→ **What you should do**
Reproduce the full listing that appears beneath this instruction exactly.

→ **Given information**

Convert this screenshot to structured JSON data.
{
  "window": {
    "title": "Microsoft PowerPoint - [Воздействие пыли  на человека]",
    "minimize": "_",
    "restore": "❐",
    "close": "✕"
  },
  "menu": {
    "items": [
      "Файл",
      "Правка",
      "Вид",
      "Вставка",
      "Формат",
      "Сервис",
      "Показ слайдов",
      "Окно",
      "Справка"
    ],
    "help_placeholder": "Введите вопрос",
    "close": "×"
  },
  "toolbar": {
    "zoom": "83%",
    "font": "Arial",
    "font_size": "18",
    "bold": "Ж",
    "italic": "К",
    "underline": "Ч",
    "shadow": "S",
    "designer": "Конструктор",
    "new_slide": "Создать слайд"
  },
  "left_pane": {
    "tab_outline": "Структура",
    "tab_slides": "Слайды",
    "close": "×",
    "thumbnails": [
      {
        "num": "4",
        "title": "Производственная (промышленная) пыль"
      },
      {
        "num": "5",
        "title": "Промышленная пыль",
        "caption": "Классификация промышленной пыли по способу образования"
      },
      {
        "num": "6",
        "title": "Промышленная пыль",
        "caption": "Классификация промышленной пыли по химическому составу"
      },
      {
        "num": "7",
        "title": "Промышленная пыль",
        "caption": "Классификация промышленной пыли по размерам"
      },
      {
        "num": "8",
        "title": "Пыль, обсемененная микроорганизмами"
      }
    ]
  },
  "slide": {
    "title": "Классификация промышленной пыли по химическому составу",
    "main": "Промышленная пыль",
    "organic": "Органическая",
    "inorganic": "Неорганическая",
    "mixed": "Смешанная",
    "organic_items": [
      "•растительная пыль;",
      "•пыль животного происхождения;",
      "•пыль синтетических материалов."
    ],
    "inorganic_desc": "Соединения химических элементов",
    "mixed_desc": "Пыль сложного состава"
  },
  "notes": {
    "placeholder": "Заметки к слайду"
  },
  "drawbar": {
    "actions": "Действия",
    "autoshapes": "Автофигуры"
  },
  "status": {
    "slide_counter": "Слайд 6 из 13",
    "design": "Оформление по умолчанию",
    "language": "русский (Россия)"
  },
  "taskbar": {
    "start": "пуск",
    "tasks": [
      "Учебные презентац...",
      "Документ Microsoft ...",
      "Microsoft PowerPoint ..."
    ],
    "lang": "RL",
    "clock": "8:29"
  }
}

→ **Task answer**
Convert this screenshot to structured JSON data.
{
  "window": {
    "title": "Microsoft PowerPoint - [Воздействие пыли  на человека]",
    "minimize": "_",
    "restore": "❐",
    "close": "✕"
  },
  "menu": {
    "items": [
      "Файл",
      "Правка",
      "Вид",
      "Вставка",
      "Формат",
      "Сервис",
      "Показ слайдов",
      "Окно",
      "Справка"
    ],
    "help_placeholder": "Введите вопрос",
    "close": "×"
  },
  "toolbar": {
    "zoom": "83%",
    "font": "Arial",
    "font_size": "18",
    "bold": "Ж",
    "italic": "К",
    "underline": "Ч",
    "shadow": "S",
    "designer": "Конструктор",
    "new_slide": "Создать слайд"
  },
  "left_pane": {
    "tab_outline": "Структура",
    "tab_slides": "Слайды",
    "close": "×",
    "thumbnails": [
      {
        "num": "4",
        "title": "Производственная (промышленная) пыль"
      },
      {
        "num": "5",
        "title": "Промышленная пыль",
        "caption": "Классификация промышленной пыли по способу образования"
      },
      {
        "num": "6",
        "title": "Промышленная пыль",
        "caption": "Классификация промышленной пыли по химическому составу"
      },
      {
        "num": "7",
        "title": "Промышленная пыль",
        "caption": "Классификация промышленной пыли по размерам"
      },
      {
        "num": "8",
        "title": "Пыль, обсемененная микроорганизмами"
      }
    ]
  },
  "slide": {
    "title": "Классификация промышленной пыли по химическому составу",
    "main": "Промышленная пыль",
    "organic": "Органическая",
    "inorganic": "Неорганическая",
    "mixed": "Смешанная",
    "organic_items": [
      "•растительная пыль;",
      "•пыль животного происхождения;",
      "•пыль синтетических материалов."
    ],
    "inorganic_desc": "Соединения химических элементов",
    "mixed_desc": "Пыль сложного состава"
  },
  "notes": {
    "placeholder": "Заметки к слайду"
  },
  "drawbar": {
    "actions": "Действия",
    "autoshapes": "Автофигуры"
  },
  "status": {
    "slide_counter": "Слайд 6 из 13",
    "design": "Оформление по умолчанию",
    "language": "русский (Россия)"
  },
  "taskbar": {
    "start": "пуск",
    "tasks": [
      "Учебные презентац...",
      "Документ Microsoft ...",
      "Microsoft PowerPoint ..."
    ],
    "lang": "RL",
    "clock": "8:29"
  }
}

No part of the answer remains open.